● **Problem to work on**:
Beginning with the line in which "Parse this screenshot: output" appears, transcribe each line word for word until the records end. Do not include pictures.

--- START OF Records supplied ---

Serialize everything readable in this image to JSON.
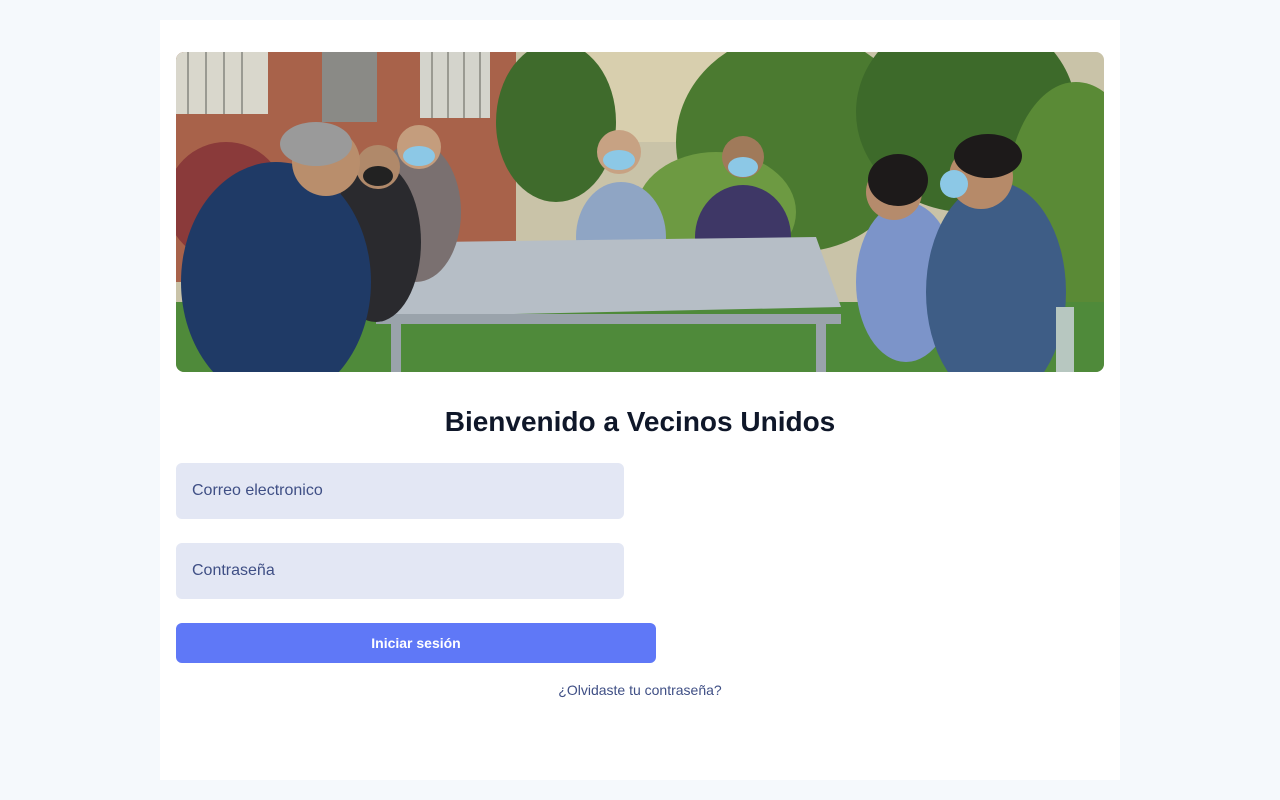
{
  "hero": {
    "image": "community-meeting-photo"
  },
  "login": {
    "title": "Bienvenido a Vecinos Unidos",
    "email_placeholder": "Correo electronico",
    "password_placeholder": "Contraseña",
    "submit_label": "Iniciar sesión",
    "forgot_label": "¿Olvidaste tu contraseña?"
  },
  "colors": {
    "page_background": "#f5f9fc",
    "card_background": "#ffffff",
    "input_background": "#e3e7f4",
    "button_background": "#5f78f7",
    "link_color": "#3f4f85",
    "title_color": "#0f1729"
  }
}
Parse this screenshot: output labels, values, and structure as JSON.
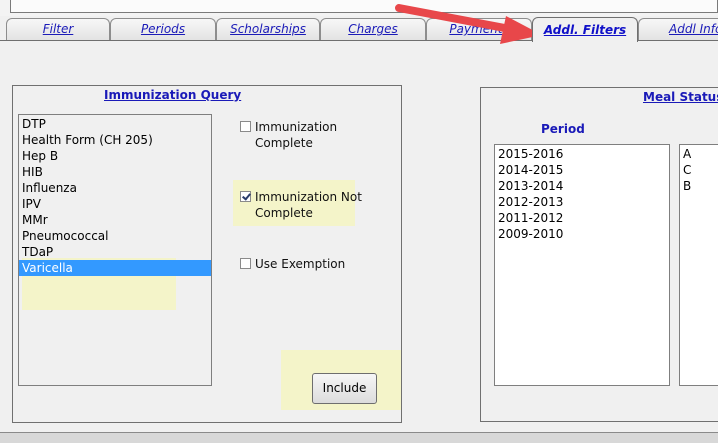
{
  "tabs": [
    {
      "label": "Filter"
    },
    {
      "label": "Periods"
    },
    {
      "label": "Scholarships"
    },
    {
      "label": "Charges"
    },
    {
      "label": "Payments"
    },
    {
      "label": "Addl. Filters"
    },
    {
      "label": "Addl Info"
    }
  ],
  "active_tab": "Addl. Filters",
  "immunization": {
    "title": "Immunization Query",
    "items": [
      "DTP",
      "Health Form (CH 205)",
      "Hep B",
      "HIB",
      "Influenza",
      "IPV",
      "MMr",
      "Pneumococcal",
      "TDaP",
      "Varicella"
    ],
    "selected": "Varicella",
    "checkboxes": [
      {
        "label_line1": "Immunization",
        "label_line2": "Complete",
        "checked": false
      },
      {
        "label_line1": "Immunization Not",
        "label_line2": "Complete",
        "checked": true
      },
      {
        "label_line1": "Use Exemption",
        "label_line2": "",
        "checked": false
      }
    ],
    "include_button": "Include"
  },
  "meal_status": {
    "title": "Meal Status",
    "period_label": "Period",
    "periods": [
      "2015-2016",
      "2014-2015",
      "2013-2014",
      "2012-2013",
      "2011-2012",
      "2009-2010"
    ],
    "codes": [
      "A",
      "C",
      "B"
    ]
  },
  "colors": {
    "arrow": "#e8474a",
    "highlight": "#f6f6bc",
    "selection": "#3399ff",
    "link": "#1a1ab8"
  }
}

--- END OF Records supplied ---

● **Output of the exercise**:
Parse this screenshot: output labels, values, and structure as JSON.
{
  "tabs": [
    {
      "label": "Filter"
    },
    {
      "label": "Periods"
    },
    {
      "label": "Scholarships"
    },
    {
      "label": "Charges"
    },
    {
      "label": "Payments"
    },
    {
      "label": "Addl. Filters"
    },
    {
      "label": "Addl Info"
    }
  ],
  "active_tab": "Addl. Filters",
  "immunization": {
    "title": "Immunization Query",
    "items": [
      "DTP",
      "Health Form (CH 205)",
      "Hep B",
      "HIB",
      "Influenza",
      "IPV",
      "MMr",
      "Pneumococcal",
      "TDaP",
      "Varicella"
    ],
    "selected": "Varicella",
    "checkboxes": [
      {
        "label_line1": "Immunization",
        "label_line2": "Complete",
        "checked": false
      },
      {
        "label_line1": "Immunization Not",
        "label_line2": "Complete",
        "checked": true
      },
      {
        "label_line1": "Use Exemption",
        "label_line2": "",
        "checked": false
      }
    ],
    "include_button": "Include"
  },
  "meal_status": {
    "title": "Meal Status",
    "period_label": "Period",
    "periods": [
      "2015-2016",
      "2014-2015",
      "2013-2014",
      "2012-2013",
      "2011-2012",
      "2009-2010"
    ],
    "codes": [
      "A",
      "C",
      "B"
    ]
  },
  "colors": {
    "arrow": "#e8474a",
    "highlight": "#f6f6bc",
    "selection": "#3399ff",
    "link": "#1a1ab8"
  }
}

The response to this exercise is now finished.